**Aim of the exercise:**
The records that follow must be repeated verbatim, every one of them.

─── Record list

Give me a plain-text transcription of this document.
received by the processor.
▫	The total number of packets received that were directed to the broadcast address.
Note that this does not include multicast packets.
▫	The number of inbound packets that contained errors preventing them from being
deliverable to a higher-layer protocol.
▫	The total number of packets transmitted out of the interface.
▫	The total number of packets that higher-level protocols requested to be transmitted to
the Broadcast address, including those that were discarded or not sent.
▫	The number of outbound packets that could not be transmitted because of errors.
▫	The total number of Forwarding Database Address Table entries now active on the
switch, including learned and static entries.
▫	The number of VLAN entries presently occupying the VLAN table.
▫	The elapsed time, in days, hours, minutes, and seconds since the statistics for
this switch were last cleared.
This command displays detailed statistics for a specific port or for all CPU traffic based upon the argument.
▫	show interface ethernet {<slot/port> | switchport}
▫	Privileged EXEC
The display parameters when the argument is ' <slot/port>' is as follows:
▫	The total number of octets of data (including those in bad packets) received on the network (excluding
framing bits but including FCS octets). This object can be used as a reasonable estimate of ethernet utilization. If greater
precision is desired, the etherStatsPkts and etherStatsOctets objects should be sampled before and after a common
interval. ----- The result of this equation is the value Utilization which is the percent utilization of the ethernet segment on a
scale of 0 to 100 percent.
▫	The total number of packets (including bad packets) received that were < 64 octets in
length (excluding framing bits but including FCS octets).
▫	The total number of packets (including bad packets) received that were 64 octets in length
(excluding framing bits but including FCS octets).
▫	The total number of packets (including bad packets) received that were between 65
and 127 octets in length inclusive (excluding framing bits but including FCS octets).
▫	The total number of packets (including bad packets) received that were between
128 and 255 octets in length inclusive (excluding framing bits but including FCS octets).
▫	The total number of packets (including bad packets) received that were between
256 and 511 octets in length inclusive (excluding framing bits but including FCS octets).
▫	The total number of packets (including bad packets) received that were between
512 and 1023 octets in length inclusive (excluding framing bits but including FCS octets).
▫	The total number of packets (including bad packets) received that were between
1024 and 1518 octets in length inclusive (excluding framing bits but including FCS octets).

──────

**Exercise solution:**
Give me a plain-text transcription of this document.
received by the processor.
▫	The total number of packets received that were directed to the broadcast address.
Note that this does not include multicast packets.
▫	The number of inbound packets that contained errors preventing them from being
deliverable to a higher-layer protocol.
▫	The total number of packets transmitted out of the interface.
▫	The total number of packets that higher-level protocols requested to be transmitted to
the Broadcast address, including those that were discarded or not sent.
▫	The number of outbound packets that could not be transmitted because of errors.
▫	The total number of Forwarding Database Address Table entries now active on the
switch, including learned and static entries.
▫	The number of VLAN entries presently occupying the VLAN table.
▫	The elapsed time, in days, hours, minutes, and seconds since the statistics for
this switch were last cleared.
This command displays detailed statistics for a specific port or for all CPU traffic based upon the argument.
▫	show interface ethernet {<slot/port> | switchport}
▫	Privileged EXEC
The display parameters when the argument is ' <slot/port>' is as follows:
▫	The total number of octets of data (including those in bad packets) received on the network (excluding
framing bits but including FCS octets). This object can be used as a reasonable estimate of ethernet utilization. If greater
precision is desired, the etherStatsPkts and etherStatsOctets objects should be sampled before and after a common
interval. ----- The result of this equation is the value Utilization which is the percent utilization of the ethernet segment on a
scale of 0 to 100 percent.
▫	The total number of packets (including bad packets) received that were < 64 octets in
length (excluding framing bits but including FCS octets).
▫	The total number of packets (including bad packets) received that were 64 octets in length
(excluding framing bits but including FCS octets).
▫	The total number of packets (including bad packets) received that were between 65
and 127 octets in length inclusive (excluding framing bits but including FCS octets).
▫	The total number of packets (including bad packets) received that were between
128 and 255 octets in length inclusive (excluding framing bits but including FCS octets).
▫	The total number of packets (including bad packets) received that were between
256 and 511 octets in length inclusive (excluding framing bits but including FCS octets).
▫	The total number of packets (including bad packets) received that were between
512 and 1023 octets in length inclusive (excluding framing bits but including FCS octets).
▫	The total number of packets (including bad packets) received that were between
1024 and 1518 octets in length inclusive (excluding framing bits but including FCS octets).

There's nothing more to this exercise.